- **READING TEXT**
*-*-*

Cover the bottom of a glass bowl, or dish, with lady fingers; break up, and put also half dozen macaroons; pour over them a cup of wine, or diluted extract, to moisten them; then put in three tablespoonfuls of jelly or jam. Pour over this a boiled custard, made with a pint of milk, three eggs and a cup of white sugar. Whip up the whites of two eggs with a cup of white sugar and lemon juice to taste, and when it will stand alone, put it on the custard, and serve.

GELATINE SNOW PUDDING

Take two tablespoonfuls of good gelatine, throw over it two spoonfuls of water, let it soak ten minutes, then pour over it half a pint of boiling water, three-quarters of a pound of white sugar, and the juice of two lemons with the rind thrown in. Let it come to a boil, take it off immediately, strain it, let it cool a little, and when it begins to thicken add the beaten whites of two eggs. Beat all thoroughly, and pour it in a mould on ice to get firm. When cold and firm, send it to table in the middle of a glass basin or dish, and pour around it a custard made from the yolks of the eggs, and a pint of milk sweetened and flavored to taste. Sponge cake should be served with this pudding.

*-*-*

- **EXERCISE INPUTS**
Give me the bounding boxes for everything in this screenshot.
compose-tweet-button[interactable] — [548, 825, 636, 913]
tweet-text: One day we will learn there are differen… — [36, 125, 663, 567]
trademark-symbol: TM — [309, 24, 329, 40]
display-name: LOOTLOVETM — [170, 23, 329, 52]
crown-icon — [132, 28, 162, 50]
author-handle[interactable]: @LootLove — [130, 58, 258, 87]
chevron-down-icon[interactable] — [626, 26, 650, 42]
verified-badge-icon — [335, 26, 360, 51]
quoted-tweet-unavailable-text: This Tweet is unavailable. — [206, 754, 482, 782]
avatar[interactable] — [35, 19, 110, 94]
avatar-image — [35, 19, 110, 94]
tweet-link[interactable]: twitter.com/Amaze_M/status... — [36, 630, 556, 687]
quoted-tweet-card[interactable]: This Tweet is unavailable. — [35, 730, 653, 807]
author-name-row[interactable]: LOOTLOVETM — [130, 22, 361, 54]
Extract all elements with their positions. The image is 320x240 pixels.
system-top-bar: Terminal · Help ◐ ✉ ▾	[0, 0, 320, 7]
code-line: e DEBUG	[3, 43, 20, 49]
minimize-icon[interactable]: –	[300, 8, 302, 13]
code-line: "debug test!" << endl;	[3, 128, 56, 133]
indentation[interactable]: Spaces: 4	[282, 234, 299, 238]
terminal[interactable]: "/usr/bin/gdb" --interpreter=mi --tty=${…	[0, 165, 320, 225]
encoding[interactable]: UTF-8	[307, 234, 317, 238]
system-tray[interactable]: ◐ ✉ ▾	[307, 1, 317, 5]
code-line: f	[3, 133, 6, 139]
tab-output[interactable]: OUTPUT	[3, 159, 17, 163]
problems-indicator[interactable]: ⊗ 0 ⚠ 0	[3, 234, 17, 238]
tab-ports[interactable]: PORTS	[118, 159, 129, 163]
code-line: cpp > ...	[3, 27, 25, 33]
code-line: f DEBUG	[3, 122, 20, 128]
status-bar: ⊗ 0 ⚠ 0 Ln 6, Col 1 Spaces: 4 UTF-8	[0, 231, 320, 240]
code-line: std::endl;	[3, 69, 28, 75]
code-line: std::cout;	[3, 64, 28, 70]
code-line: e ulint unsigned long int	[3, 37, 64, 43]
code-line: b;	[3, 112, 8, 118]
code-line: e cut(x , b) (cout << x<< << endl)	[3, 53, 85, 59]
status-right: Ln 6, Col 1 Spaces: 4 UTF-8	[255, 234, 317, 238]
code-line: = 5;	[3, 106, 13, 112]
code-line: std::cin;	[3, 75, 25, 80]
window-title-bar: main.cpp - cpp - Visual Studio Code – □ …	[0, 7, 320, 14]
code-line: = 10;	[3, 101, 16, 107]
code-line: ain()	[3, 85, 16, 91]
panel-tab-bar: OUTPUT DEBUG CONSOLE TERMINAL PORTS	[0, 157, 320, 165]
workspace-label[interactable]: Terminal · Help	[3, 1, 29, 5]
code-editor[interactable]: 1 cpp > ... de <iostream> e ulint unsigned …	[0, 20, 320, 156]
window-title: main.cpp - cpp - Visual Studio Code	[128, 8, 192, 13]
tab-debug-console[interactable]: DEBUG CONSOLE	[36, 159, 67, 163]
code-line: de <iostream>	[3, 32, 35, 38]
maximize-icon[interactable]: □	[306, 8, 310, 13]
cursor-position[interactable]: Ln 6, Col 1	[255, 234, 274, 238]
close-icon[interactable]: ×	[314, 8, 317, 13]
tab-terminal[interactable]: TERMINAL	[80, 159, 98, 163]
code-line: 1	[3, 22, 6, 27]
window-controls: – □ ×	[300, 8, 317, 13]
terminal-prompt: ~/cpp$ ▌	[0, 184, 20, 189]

*-*-*

- **WHAT TO DO**
• A. Lay out the records as a JSON list of strings, one string per line and blank lines omitted, starting at the first line of the records and ending at the line containing "status-right: Ln 6, Col".
• B. Proceed with the pudding recipes, picking up after their last sentence.

- **ANSWERS PER TASK**
• A.
[
  "Give me the bounding boxes for everything in this screenshot.",
  "compose-tweet-button[interactable] — [548, 825, 636, 913]",
  "tweet-text: One day we will learn there are differen… — [36, 125, 663, 567]",
  "trademark-symbol: TM — [309, 24, 329, 40]",
  "display-name: LOOTLOVETM — [170, 23, 329, 52]",
  "crown-icon — [132, 28, 162, 50]",
  "author-handle[interactable]: @LootLove — [130, 58, 258, 87]",
  "chevron-down-icon[interactable] — [626, 26, 650, 42]",
  "verified-badge-icon — [335, 26, 360, 51]",
  "quoted-tweet-unavailable-text: This Tweet is unavailable. — [206, 754, 482, 782]",
  "avatar[interactable] — [35, 19, 110, 94]",
  "avatar-image — [35, 19, 110, 94]",
  "tweet-link[interactable]: twitter.com/Amaze_M/status... — [36, 630, 556, 687]",
  "quoted-tweet-card[interactable]: This Tweet is unavailable. — [35, 730, 653, 807]",
  "author-name-row[interactable]: LOOTLOVETM — [130, 22, 361, 54]",
  "Extract all elements with their positions. The image is 320x240 pixels.",
  "system-top-bar: Terminal · Help ◐ ✉ ▾\t[0, 0, 320, 7]",
  "code-line: e DEBUG\t[3, 43, 20, 49]",
  "minimize-icon[interactable]: –\t[300, 8, 302, 13]",
  "code-line: \"debug test!\" << endl;\t[3, 128, 56, 133]",
  "indentation[interactable]: Spaces: 4\t[282, 234, 299, 238]",
  "terminal[interactable]: \"/usr/bin/gdb\" --interpreter=mi --tty=${…\t[0, 165, 320, 225]",
  "encoding[interactable]: UTF-8\t[307, 234, 317, 238]",
  "system-tray[interactable]: ◐ ✉ ▾\t[307, 1, 317, 5]",
  "code-line: f\t[3, 133, 6, 139]",
  "tab-output[interactable]: OUTPUT\t[3, 159, 17, 163]",
  "problems-indicator[interactable]: ⊗ 0 ⚠ 0\t[3, 234, 17, 238]",
  "tab-ports[interactable]: PORTS\t[118, 159, 129, 163]",
  "code-line: cpp > ...\t[3, 27, 25, 33]",
  "code-line: f DEBUG\t[3, 122, 20, 128]",
  "status-bar: ⊗ 0 ⚠ 0 Ln 6, Col 1 Spaces: 4 UTF-8\t[0, 231, 320, 240]",
  "code-line: std::endl;\t[3, 69, 28, 75]",
  "code-line: std::cout;\t[3, 64, 28, 70]",
  "code-line: e ulint unsigned long int\t[3, 37, 64, 43]",
  "code-line: b;\t[3, 112, 8, 118]",
  "code-line: e cut(x , b) (cout << x<< << endl)\t[3, 53, 85, 59]",
  "status-right: Ln 6, Col 1 Spaces: 4 UTF-8\t[255, 234, 317, 238]"
]

• B.
A PRETTY DISH OF ORANGES CROQUANTE

Take ten or a dozen oranges, remove the peel, all the white part and the seeds. Do this carefully by quartering them, retaining the transparent pulp and juice. Do not break the skins of the sections. Boil a pound of loaf sugar in half a glass of water until the syrup strings when lifted on a fork, then take it from the fire and dip each section of orange in this candy while it is hot; you can do this by placing each one on a little stick cut for the purpose. As the pieces are dipped, arrange them in some pretty form on a dish or bowl, and fill up the hollow with whipped cream, sweetened and seasoned with a glass of maraschino.

FRANCATELLI’S LEMON PUDDING

The juice and grated rind of six lemons, a pint of milk or cream, six ounces of sponge cake or macaroons, eight yolks, and the whites of four eggs (whipped to a froth), one pound of sugar, and a little salt. Mix in a basin, and work all these materials together for at least ten minutes. Put a border of puff paste around a pie-dish, then pour in the batter; strew cut-up almonds over it, and bake. Sift powdered sugar over it, and serve.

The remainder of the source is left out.